AIM –
Filter the listing and keep only the lines with the word "text".

DATA ENTRIES –
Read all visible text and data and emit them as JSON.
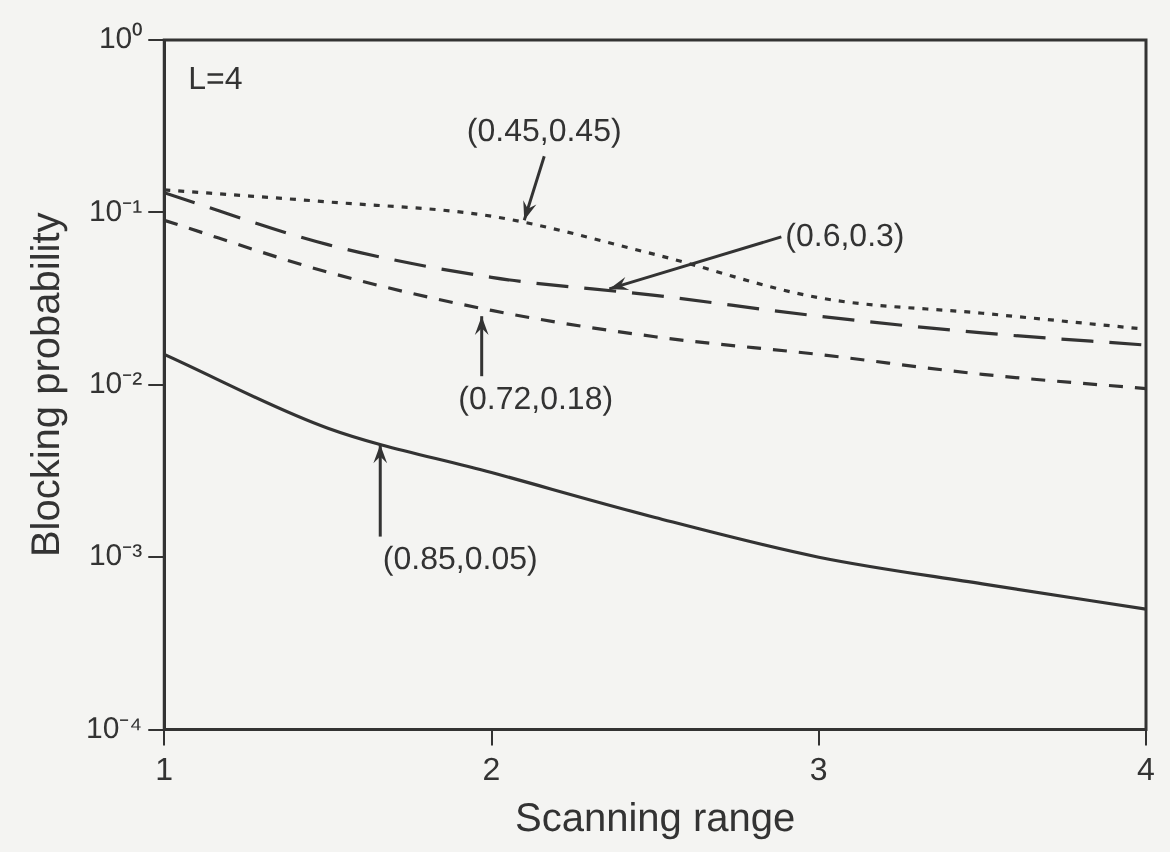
{
  "chart_data": {
    "type": "line",
    "xlabel": "Scanning range",
    "ylabel": "Blocking probability",
    "log": "y",
    "xlim": [
      1,
      4
    ],
    "xticks": [
      1,
      2,
      3,
      4
    ],
    "ylim": [
      0.0001,
      1
    ],
    "yticks": [
      {
        "value": 1,
        "label": "10⁰"
      },
      {
        "value": 0.1,
        "label": "10⁻¹"
      },
      {
        "value": 0.01,
        "label": "10⁻²"
      },
      {
        "value": 0.001,
        "label": "10⁻³"
      },
      {
        "value": 0.0001,
        "label": "10⁻⁴"
      }
    ],
    "grid": false,
    "legend": false,
    "marker": "none",
    "x": [
      1,
      1.5,
      2,
      2.5,
      3,
      3.5,
      4
    ],
    "series": [
      {
        "color": "#333333",
        "line_style": "dotted",
        "values": [
          0.135,
          0.115,
          0.095,
          0.057,
          0.032,
          0.026,
          0.021
        ]
      },
      {
        "color": "#333333",
        "line_style": "dashed",
        "values": [
          0.13,
          0.065,
          0.042,
          0.033,
          0.025,
          0.02,
          0.017
        ]
      },
      {
        "color": "#333333",
        "line_style": "dashed",
        "values": [
          0.09,
          0.045,
          0.027,
          0.019,
          0.015,
          0.0115,
          0.0095
        ]
      },
      {
        "color": "#333333",
        "line_style": "solid",
        "values": [
          0.015,
          0.0056,
          0.0031,
          0.0017,
          0.001,
          0.0007,
          0.0005
        ]
      }
    ],
    "annotations": [
      "L=4",
      {
        "text": "(0.45,0.45)",
        "x": 2.1,
        "y": 0.09
      },
      {
        "text": "(0.6,0.3)",
        "x": 2.36,
        "y": 0.036
      },
      {
        "text": "(0.72,0.18)",
        "x": 1.97,
        "y": 0.025
      },
      {
        "text": "(0.85,0.05)",
        "x": 1.66,
        "y": 0.0045
      }
    ]
  }
}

WRITTEN SOLUTION –
Read all visible text and data and emit them as JSON.
        "text": "(0.45,0.45)",
        "text": "(0.6,0.3)",
        "text": "(0.72,0.18)",
        "text": "(0.85,0.05)",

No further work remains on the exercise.